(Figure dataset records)

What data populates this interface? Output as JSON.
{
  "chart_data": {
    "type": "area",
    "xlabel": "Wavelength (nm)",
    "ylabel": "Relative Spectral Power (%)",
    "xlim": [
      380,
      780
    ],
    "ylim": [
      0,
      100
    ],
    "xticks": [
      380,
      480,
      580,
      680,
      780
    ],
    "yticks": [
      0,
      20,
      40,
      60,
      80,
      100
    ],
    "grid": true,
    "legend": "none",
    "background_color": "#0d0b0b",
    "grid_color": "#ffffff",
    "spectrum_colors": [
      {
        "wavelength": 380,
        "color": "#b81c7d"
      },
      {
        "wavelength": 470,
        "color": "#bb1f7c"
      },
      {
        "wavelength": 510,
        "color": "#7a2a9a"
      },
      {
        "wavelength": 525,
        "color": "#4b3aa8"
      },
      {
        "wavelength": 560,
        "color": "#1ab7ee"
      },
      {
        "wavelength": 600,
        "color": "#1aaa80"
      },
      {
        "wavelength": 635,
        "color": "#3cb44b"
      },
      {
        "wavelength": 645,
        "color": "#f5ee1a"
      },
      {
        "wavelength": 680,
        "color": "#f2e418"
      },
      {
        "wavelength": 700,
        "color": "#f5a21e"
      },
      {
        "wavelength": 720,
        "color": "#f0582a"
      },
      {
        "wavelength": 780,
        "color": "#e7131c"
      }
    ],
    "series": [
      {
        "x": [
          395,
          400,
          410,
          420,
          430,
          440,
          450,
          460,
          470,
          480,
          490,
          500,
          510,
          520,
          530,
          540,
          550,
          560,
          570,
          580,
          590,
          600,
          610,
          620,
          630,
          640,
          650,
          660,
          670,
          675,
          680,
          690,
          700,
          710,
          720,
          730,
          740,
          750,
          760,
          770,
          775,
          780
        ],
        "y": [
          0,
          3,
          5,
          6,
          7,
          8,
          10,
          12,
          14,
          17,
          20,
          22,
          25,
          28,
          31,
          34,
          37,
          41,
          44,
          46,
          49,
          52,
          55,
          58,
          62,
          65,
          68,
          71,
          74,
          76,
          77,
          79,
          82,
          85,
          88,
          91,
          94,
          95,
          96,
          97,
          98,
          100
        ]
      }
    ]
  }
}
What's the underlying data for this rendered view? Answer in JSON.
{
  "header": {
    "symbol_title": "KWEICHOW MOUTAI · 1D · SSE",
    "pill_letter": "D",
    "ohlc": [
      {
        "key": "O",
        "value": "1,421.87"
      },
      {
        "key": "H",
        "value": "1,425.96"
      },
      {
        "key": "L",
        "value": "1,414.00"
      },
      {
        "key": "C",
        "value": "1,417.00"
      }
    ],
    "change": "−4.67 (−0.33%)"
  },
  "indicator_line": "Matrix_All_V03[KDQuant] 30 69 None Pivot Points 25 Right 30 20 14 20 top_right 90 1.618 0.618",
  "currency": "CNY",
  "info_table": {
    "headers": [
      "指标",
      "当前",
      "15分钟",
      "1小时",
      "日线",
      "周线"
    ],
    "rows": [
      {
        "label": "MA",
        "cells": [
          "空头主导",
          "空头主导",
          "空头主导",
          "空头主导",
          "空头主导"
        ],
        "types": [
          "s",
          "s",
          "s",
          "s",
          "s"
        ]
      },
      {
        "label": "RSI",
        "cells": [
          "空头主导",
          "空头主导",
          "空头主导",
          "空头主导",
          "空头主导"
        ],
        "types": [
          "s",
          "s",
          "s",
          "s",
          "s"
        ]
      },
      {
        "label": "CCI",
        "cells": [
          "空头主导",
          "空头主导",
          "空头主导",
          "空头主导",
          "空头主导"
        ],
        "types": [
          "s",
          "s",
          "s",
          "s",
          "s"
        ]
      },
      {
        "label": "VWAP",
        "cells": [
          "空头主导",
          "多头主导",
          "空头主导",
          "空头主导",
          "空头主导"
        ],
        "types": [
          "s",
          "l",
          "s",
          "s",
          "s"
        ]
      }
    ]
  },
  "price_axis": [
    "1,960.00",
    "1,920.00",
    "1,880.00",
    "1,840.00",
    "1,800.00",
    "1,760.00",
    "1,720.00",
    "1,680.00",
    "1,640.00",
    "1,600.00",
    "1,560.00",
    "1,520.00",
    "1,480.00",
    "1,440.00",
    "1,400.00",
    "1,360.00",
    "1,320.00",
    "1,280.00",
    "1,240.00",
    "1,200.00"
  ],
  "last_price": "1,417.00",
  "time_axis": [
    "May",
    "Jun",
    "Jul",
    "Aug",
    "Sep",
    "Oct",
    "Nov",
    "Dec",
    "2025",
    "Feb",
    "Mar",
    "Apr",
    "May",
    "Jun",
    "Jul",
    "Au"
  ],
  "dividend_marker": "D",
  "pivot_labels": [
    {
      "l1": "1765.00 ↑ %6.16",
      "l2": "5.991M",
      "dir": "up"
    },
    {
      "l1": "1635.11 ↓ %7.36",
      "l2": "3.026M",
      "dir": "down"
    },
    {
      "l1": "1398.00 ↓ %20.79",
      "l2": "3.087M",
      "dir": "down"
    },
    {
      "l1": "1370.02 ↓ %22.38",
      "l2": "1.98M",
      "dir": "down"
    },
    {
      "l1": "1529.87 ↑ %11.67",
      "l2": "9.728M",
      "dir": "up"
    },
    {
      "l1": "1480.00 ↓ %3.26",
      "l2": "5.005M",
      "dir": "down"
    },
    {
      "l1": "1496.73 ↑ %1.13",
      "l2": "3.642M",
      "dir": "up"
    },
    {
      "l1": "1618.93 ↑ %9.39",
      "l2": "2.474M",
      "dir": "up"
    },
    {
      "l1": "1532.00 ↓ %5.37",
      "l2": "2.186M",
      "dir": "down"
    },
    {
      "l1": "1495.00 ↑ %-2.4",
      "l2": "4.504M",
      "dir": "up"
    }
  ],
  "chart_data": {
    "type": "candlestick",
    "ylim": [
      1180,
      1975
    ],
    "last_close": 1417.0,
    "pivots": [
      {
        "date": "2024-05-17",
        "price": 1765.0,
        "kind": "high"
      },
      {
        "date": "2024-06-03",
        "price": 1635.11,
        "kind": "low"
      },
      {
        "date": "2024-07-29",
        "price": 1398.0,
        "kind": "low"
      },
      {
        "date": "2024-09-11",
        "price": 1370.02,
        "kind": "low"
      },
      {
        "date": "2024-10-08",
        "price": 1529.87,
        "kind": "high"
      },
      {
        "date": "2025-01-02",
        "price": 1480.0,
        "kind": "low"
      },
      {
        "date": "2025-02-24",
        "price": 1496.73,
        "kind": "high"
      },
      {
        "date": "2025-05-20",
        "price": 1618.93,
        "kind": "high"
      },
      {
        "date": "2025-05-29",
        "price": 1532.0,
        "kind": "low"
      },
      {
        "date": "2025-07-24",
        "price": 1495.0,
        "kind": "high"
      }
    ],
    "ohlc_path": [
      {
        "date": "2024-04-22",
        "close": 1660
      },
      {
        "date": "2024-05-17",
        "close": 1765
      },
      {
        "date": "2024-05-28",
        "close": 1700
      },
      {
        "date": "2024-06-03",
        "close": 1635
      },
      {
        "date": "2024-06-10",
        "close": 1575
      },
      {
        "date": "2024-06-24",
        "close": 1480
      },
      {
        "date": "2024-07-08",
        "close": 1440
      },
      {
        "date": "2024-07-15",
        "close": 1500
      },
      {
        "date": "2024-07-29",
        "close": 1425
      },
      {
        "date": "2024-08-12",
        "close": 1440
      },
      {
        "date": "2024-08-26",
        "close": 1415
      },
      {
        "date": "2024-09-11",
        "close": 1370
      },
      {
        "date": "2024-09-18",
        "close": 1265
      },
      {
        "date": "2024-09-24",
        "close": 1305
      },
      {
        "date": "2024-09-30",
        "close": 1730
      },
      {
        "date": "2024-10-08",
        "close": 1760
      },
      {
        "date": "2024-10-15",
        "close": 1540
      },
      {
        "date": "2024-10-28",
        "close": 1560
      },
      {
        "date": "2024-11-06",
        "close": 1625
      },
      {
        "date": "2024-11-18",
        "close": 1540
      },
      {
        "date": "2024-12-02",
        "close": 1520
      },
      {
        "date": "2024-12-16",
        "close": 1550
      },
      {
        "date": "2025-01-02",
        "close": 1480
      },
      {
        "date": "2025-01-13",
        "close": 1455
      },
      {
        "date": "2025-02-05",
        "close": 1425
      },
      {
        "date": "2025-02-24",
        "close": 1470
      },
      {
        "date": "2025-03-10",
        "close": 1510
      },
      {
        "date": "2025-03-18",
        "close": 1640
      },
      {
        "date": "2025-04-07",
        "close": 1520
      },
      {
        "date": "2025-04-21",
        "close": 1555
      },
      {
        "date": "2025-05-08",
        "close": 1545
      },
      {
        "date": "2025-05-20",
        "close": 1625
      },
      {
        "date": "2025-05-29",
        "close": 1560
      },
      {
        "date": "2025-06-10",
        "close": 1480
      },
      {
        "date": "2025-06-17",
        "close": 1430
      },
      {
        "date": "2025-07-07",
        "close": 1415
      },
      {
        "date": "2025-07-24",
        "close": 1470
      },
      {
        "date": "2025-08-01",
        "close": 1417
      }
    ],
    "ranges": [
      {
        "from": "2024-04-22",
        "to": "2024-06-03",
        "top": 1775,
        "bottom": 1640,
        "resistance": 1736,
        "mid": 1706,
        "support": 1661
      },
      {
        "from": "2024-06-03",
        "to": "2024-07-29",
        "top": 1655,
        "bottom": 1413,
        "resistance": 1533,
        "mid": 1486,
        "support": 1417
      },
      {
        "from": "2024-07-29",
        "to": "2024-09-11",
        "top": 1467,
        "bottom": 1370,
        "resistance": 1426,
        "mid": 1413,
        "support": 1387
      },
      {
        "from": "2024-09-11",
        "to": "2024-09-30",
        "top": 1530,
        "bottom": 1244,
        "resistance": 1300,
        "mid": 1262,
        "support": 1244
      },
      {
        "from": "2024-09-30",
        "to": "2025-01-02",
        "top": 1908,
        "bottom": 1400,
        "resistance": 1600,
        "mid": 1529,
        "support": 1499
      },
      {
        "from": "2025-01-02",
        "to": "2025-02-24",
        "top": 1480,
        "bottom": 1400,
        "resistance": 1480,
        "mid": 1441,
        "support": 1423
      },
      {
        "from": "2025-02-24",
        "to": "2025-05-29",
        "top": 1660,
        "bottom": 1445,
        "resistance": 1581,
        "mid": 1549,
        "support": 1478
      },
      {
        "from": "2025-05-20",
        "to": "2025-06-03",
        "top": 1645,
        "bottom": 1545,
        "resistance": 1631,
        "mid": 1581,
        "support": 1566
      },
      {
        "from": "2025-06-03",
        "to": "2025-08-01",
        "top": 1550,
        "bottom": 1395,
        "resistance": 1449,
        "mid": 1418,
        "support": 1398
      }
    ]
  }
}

▸ **Request**
Go through the listing above and report how many of its lines contain the word "bottom", with only the number as output.

▸ **Expected answer**
9